— BEGIN PROVIDED DATA —

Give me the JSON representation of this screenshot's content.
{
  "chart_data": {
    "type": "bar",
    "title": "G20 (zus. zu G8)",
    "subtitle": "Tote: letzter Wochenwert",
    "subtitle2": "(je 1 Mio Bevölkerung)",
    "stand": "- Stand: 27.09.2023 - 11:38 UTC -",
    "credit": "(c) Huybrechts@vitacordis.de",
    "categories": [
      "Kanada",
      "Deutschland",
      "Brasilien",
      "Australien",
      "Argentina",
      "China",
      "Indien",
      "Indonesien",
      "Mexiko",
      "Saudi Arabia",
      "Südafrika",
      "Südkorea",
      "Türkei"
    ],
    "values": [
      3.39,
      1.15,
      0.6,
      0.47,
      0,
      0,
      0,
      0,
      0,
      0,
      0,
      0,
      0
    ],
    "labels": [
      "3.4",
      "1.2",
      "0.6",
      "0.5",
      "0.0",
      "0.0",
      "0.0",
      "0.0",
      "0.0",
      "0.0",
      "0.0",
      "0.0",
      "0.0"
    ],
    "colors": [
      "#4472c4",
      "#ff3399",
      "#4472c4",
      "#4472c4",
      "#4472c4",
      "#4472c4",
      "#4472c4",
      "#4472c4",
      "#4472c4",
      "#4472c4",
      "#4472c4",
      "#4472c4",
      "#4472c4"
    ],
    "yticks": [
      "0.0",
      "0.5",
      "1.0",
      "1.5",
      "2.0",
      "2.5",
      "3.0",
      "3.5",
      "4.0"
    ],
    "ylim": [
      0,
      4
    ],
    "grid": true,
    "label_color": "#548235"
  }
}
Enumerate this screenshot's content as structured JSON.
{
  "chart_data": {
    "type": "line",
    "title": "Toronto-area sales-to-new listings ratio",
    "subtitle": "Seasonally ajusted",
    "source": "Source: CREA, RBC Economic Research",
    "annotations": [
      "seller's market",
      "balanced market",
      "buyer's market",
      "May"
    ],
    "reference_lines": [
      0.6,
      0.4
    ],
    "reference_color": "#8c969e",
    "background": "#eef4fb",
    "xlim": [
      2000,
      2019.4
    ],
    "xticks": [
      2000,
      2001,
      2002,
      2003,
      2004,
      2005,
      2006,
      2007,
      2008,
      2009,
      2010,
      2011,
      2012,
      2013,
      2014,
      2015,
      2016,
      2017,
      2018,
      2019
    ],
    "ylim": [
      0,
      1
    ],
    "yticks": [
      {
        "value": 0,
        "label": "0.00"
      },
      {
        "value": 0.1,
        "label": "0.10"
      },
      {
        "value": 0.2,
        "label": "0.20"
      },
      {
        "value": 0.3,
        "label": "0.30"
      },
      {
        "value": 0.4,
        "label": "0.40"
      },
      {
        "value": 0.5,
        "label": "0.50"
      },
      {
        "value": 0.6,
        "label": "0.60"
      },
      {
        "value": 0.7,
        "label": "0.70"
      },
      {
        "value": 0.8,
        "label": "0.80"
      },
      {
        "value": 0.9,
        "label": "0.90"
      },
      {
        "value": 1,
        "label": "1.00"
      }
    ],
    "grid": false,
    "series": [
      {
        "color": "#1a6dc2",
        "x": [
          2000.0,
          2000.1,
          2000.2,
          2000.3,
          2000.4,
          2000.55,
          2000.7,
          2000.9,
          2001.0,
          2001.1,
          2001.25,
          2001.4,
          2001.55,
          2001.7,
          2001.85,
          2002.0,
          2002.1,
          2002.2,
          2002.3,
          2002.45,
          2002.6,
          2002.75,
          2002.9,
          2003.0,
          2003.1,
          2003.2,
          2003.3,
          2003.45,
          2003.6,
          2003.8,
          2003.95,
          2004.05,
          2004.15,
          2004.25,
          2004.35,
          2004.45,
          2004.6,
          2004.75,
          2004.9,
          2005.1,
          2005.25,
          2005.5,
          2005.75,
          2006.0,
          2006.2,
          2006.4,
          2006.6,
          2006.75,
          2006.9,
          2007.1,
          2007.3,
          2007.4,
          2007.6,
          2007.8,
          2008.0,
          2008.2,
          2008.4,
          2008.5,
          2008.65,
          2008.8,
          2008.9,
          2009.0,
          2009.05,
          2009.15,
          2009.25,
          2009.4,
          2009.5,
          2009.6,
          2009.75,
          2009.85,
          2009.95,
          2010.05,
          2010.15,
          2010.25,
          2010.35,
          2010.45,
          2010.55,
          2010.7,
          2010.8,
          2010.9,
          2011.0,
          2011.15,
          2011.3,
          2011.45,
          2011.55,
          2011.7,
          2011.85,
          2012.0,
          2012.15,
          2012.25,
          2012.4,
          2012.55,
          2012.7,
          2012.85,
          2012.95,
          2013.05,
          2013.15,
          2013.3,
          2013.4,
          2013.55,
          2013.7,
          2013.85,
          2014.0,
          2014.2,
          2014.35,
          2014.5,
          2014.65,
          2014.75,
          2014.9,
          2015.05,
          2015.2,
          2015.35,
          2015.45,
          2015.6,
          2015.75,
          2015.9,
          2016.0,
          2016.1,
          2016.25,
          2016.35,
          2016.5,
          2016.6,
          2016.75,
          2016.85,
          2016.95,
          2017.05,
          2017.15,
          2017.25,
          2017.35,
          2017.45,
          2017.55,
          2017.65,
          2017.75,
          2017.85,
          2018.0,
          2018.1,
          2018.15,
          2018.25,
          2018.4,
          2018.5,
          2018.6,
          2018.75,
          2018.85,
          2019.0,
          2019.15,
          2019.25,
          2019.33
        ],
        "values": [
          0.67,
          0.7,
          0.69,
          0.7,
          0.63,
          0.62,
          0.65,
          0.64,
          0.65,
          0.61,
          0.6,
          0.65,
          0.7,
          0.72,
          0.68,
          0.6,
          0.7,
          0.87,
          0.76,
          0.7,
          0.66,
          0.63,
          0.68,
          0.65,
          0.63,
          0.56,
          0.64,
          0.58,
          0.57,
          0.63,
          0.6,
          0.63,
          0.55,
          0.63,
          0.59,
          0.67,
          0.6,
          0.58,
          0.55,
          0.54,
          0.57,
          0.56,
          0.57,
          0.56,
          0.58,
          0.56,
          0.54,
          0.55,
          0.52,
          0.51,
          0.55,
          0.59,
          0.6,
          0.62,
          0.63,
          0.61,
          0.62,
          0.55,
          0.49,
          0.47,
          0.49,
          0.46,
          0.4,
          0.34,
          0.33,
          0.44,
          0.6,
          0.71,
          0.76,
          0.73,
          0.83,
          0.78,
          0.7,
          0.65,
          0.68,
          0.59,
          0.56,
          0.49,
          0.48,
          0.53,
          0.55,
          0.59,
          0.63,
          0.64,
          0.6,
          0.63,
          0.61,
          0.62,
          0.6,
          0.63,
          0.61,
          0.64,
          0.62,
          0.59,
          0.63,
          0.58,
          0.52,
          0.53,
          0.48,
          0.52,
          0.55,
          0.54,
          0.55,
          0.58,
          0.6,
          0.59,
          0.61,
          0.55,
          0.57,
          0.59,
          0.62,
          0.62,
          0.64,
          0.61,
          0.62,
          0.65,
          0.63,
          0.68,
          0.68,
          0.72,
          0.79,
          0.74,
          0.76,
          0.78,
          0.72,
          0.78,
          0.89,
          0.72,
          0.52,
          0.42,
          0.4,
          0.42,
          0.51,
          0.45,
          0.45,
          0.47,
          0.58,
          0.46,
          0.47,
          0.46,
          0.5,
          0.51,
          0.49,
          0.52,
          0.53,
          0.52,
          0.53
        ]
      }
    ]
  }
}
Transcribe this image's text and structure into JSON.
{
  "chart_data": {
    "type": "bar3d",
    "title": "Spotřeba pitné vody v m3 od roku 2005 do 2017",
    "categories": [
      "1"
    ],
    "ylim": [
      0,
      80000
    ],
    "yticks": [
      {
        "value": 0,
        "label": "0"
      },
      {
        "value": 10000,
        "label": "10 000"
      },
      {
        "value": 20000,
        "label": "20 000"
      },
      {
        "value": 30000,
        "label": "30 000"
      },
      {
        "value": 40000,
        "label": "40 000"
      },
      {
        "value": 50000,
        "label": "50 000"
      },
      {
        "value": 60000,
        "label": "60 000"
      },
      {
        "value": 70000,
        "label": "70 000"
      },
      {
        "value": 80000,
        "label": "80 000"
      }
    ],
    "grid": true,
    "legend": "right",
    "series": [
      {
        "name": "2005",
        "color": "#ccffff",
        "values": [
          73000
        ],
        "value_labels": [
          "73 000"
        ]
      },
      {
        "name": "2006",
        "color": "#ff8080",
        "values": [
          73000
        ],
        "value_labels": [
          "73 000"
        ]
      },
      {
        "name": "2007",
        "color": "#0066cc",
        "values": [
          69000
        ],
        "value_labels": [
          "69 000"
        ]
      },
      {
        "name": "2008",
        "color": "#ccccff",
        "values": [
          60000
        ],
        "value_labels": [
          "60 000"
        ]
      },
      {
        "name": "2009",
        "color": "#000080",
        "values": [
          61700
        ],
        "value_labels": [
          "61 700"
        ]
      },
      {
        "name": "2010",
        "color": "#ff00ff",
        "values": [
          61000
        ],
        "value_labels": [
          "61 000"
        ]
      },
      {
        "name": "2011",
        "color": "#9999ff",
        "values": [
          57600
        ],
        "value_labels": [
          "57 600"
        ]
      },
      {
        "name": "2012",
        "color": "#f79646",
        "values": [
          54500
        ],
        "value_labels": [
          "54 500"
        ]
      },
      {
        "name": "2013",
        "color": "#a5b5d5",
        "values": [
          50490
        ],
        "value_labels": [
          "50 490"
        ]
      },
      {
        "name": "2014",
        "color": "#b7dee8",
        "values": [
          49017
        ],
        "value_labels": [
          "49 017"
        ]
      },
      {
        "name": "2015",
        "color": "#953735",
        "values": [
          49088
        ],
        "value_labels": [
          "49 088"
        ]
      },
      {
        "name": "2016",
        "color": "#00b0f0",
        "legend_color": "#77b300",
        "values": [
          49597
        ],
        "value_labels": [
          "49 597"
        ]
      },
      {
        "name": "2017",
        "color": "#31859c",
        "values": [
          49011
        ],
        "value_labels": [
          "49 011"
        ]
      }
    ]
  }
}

— END PROVIDED DATA —

From the entries above, extract every line where the word "this" appears.

Give me the JSON representation of this screenshot's content.
Enumerate this screenshot's content as structured JSON.
Transcribe this image's text and structure into JSON.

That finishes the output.